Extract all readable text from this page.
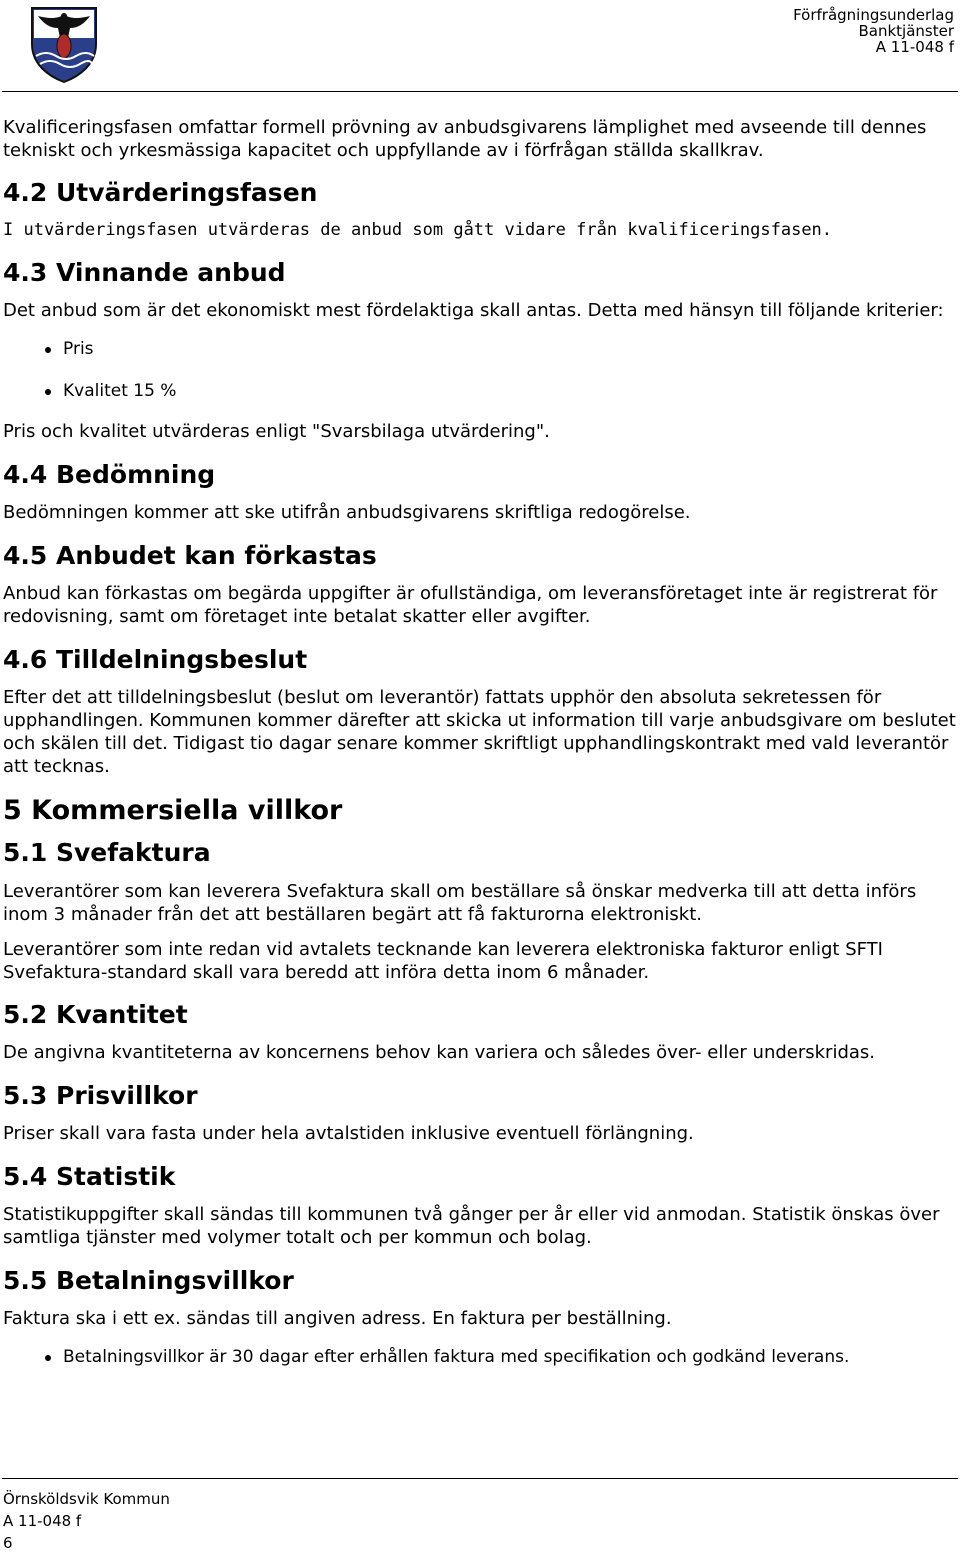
Förfrågningsunderlag
Banktjänster
A 11-048 f

Kvalificeringsfasen omfattar formell prövning av anbudsgivarens lämplighet med avseende till dennes tekniskt och yrkesmässiga kapacitet och uppfyllande av i förfrågan ställda skallkrav.

4.2 Utvärderingsfasen

I utvärderingsfasen utvärderas de anbud som gått vidare från kvalificeringsfasen.

4.3 Vinnande anbud

Det anbud som är det ekonomiskt mest fördelaktiga skall antas. Detta med hänsyn till följande kriterier:

Pris
Kvalitet 15 %

Pris och kvalitet utvärderas enligt "Svarsbilaga utvärdering".

4.4 Bedömning

Bedömningen kommer att ske utifrån anbudsgivarens skriftliga redogörelse.

4.5 Anbudet kan förkastas

Anbud kan förkastas om begärda uppgifter är ofullständiga, om leveransföretaget inte är registrerat för redovisning, samt om företaget inte betalat skatter eller avgifter.

4.6 Tilldelningsbeslut

Efter det att tilldelningsbeslut (beslut om leverantör) fattats upphör den absoluta sekretessen för upphandlingen. Kommunen kommer därefter att skicka ut information till varje anbudsgivare om beslutet och skälen till det. Tidigast tio dagar senare kommer skriftligt upphandlingskontrakt med vald leverantör att tecknas.

5 Kommersiella villkor
5.1 Svefaktura

Leverantörer som kan leverera Svefaktura skall om beställare så önskar medverka till att detta införs inom 3 månader från det att beställaren begärt att få fakturorna elektroniskt.

Leverantörer som inte redan vid avtalets tecknande kan leverera elektroniska fakturor enligt SFTI Svefaktura-standard skall vara beredd att införa detta inom 6 månader.

5.2 Kvantitet

De angivna kvantiteterna av koncernens behov kan variera och således över- eller underskridas.

5.3 Prisvillkor

Priser skall vara fasta under hela avtalstiden inklusive eventuell förlängning.

5.4 Statistik

Statistikuppgifter skall sändas till kommunen två gånger per år eller vid anmodan. Statistik önskas över samtliga tjänster med volymer totalt och per kommun och bolag.

5.5 Betalningsvillkor

Faktura ska i ett ex. sändas till angiven adress. En faktura per beställning.

Betalningsvillkor är 30 dagar efter erhållen faktura med specifikation och godkänd leverans.
Örnsköldsvik Kommun
A 11-048 f
6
########
Description of the task >> Skip the pictures and print each record exactly as it stands.

Problem solution >>
Extract all readable text from this page.
Förfrågningsunderlag
Banktjänster
A 11-048 f

Kvalificeringsfasen omfattar formell prövning av anbudsgivarens lämplighet med avseende till dennes tekniskt och yrkesmässiga kapacitet och uppfyllande av i förfrågan ställda skallkrav.

4.2 Utvärderingsfasen

I utvärderingsfasen utvärderas de anbud som gått vidare från kvalificeringsfasen.

4.3 Vinnande anbud

Det anbud som är det ekonomiskt mest fördelaktiga skall antas. Detta med hänsyn till följande kriterier:

Pris
Kvalitet 15 %

Pris och kvalitet utvärderas enligt "Svarsbilaga utvärdering".

4.4 Bedömning

Bedömningen kommer att ske utifrån anbudsgivarens skriftliga redogörelse.

4.5 Anbudet kan förkastas

Anbud kan förkastas om begärda uppgifter är ofullständiga, om leveransföretaget inte är registrerat för redovisning, samt om företaget inte betalat skatter eller avgifter.

4.6 Tilldelningsbeslut

Efter det att tilldelningsbeslut (beslut om leverantör) fattats upphör den absoluta sekretessen för upphandlingen. Kommunen kommer därefter att skicka ut information till varje anbudsgivare om beslutet och skälen till det. Tidigast tio dagar senare kommer skriftligt upphandlingskontrakt med vald leverantör att tecknas.

5 Kommersiella villkor
5.1 Svefaktura

Leverantörer som kan leverera Svefaktura skall om beställare så önskar medverka till att detta införs inom 3 månader från det att beställaren begärt att få fakturorna elektroniskt.

Leverantörer som inte redan vid avtalets tecknande kan leverera elektroniska fakturor enligt SFTI Svefaktura-standard skall vara beredd att införa detta inom 6 månader.

5.2 Kvantitet

De angivna kvantiteterna av koncernens behov kan variera och således över- eller underskridas.

5.3 Prisvillkor

Priser skall vara fasta under hela avtalstiden inklusive eventuell förlängning.

5.4 Statistik

Statistikuppgifter skall sändas till kommunen två gånger per år eller vid anmodan. Statistik önskas över samtliga tjänster med volymer totalt och per kommun och bolag.

5.5 Betalningsvillkor

Faktura ska i ett ex. sändas till angiven adress. En faktura per beställning.

Betalningsvillkor är 30 dagar efter erhållen faktura med specifikation och godkänd leverans.
Örnsköldsvik Kommun
A 11-048 f
6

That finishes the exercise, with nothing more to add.